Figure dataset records
◇ ◇ ◇ ◇ ◇

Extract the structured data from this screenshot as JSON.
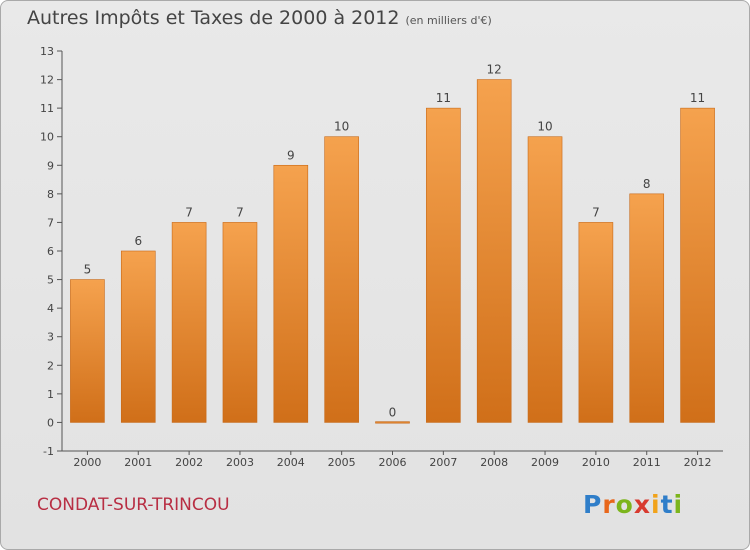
{
  "title": "Autres Impôts et Taxes de 2000 à 2012",
  "subtitle": "(en milliers d'€)",
  "commune": "CONDAT-SUR-TRINCOU",
  "logo": {
    "letters": [
      "P",
      "r",
      "o",
      "x",
      "i",
      "t",
      "i"
    ],
    "colors": [
      "#2f7ec9",
      "#e8671b",
      "#7cb51c",
      "#d83a2f",
      "#f1a31a",
      "#2f7ec9",
      "#7cb51c"
    ]
  },
  "chart_data": {
    "type": "bar",
    "categories": [
      "2000",
      "2001",
      "2002",
      "2003",
      "2004",
      "2005",
      "2006",
      "2007",
      "2008",
      "2009",
      "2010",
      "2011",
      "2012"
    ],
    "values": [
      5,
      6,
      7,
      7,
      9,
      10,
      0,
      11,
      12,
      10,
      7,
      8,
      11
    ],
    "ylim": [
      -1,
      13
    ],
    "yticks": [
      -1,
      0,
      1,
      2,
      3,
      4,
      5,
      6,
      7,
      8,
      9,
      10,
      11,
      12,
      13
    ],
    "grid": false,
    "bar_color_top": "#f5a24e",
    "bar_color_bottom": "#d06f19"
  }
}
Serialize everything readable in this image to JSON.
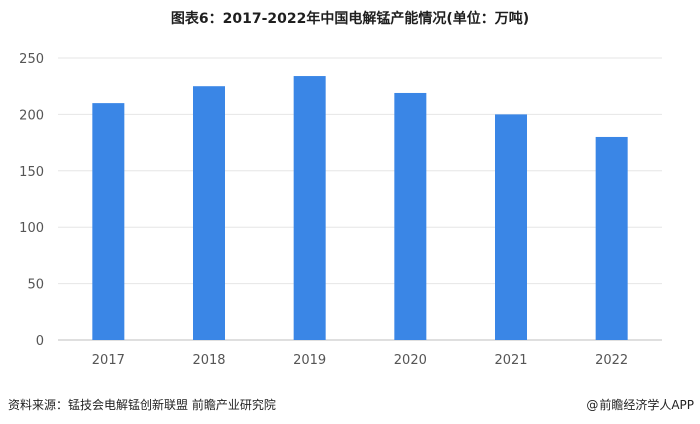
{
  "chart_data": {
    "type": "bar",
    "title": "图表6：2017-2022年中国电解锰产能情况(单位：万吨)",
    "categories": [
      "2017",
      "2018",
      "2019",
      "2020",
      "2021",
      "2022"
    ],
    "values": [
      210,
      225,
      234,
      219,
      200,
      180
    ],
    "ylim": [
      0,
      250
    ],
    "yticks": [
      0,
      50,
      100,
      150,
      200,
      250
    ],
    "grid": true,
    "bar_color": "#3a86e6",
    "xlabel": "",
    "ylabel": ""
  },
  "footer": {
    "source": "资料来源：锰技会电解锰创新联盟 前瞻产业研究院",
    "brand_symbol": "@",
    "brand": "前瞻经济学人APP"
  }
}
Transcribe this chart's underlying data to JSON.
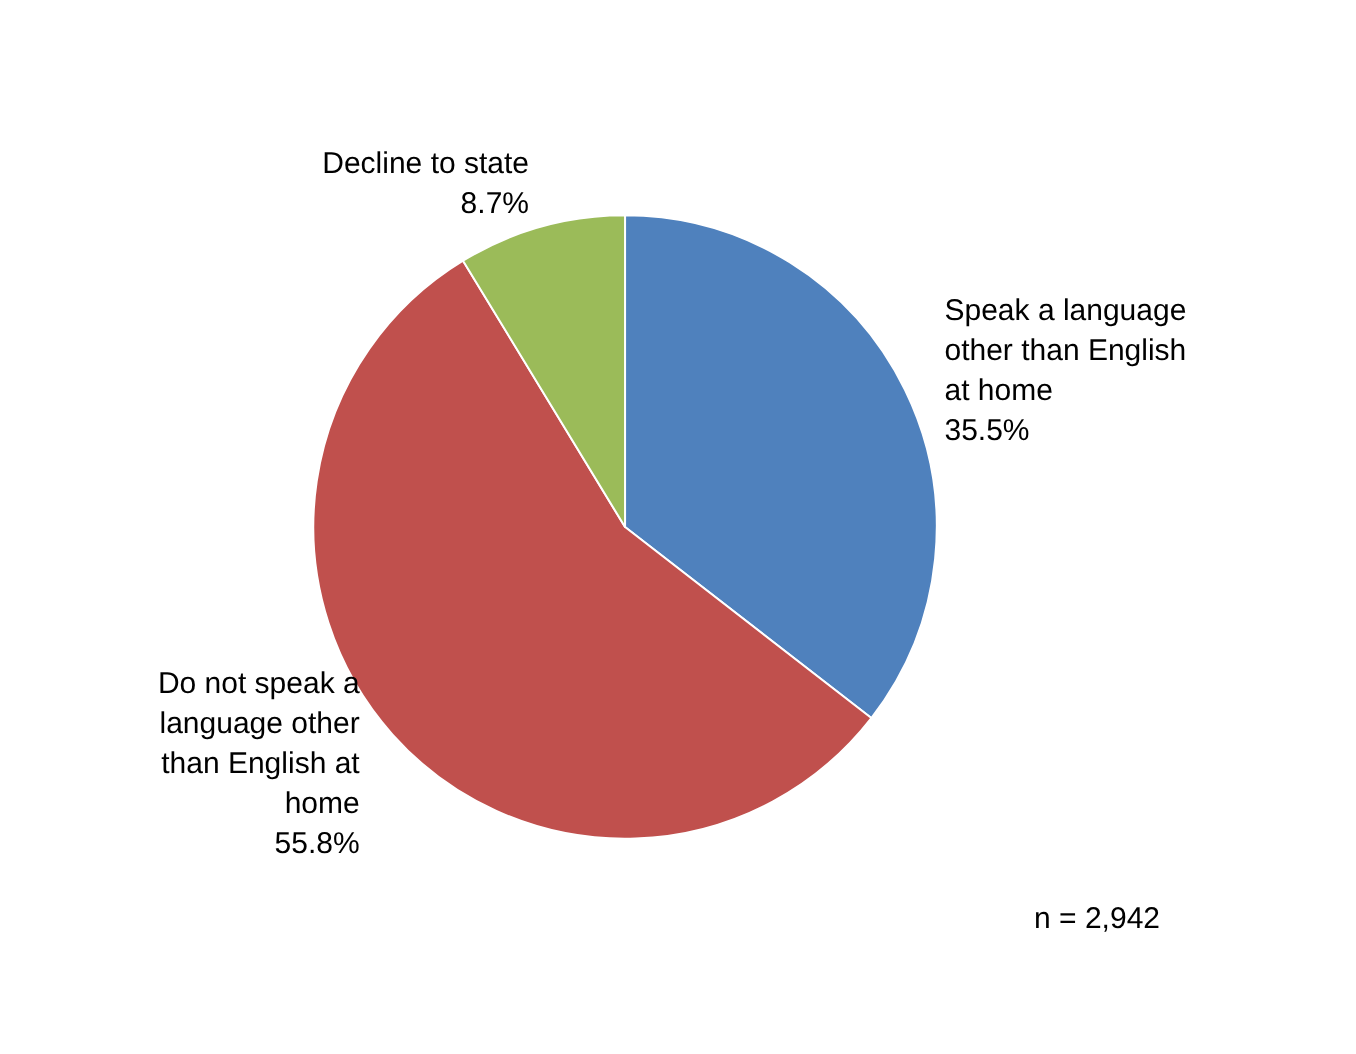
{
  "chart_data": {
    "type": "pie",
    "categories": [
      "Speak a language\nother than English\nat home",
      "Do not speak a\nlanguage other\nthan English at\nhome",
      "Decline to state"
    ],
    "values": [
      35.5,
      55.8,
      8.7
    ],
    "value_labels": [
      "35.5%",
      "55.8%",
      "8.7%"
    ],
    "colors": [
      "#4f81bd",
      "#c0504d",
      "#9bbb59"
    ],
    "annotations": [
      "n = 2,942"
    ],
    "legend": false
  }
}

◇ ◇ ◇ ◇ ◇

▶ **EXERCISE**: Show all lines above holding "this".

▶ **TASK ANSWER**:
Extract the structured data from this screenshot as JSON.
Serialize everything readable in this image to JSON.
Transcribe this chart's underlying data to JSON.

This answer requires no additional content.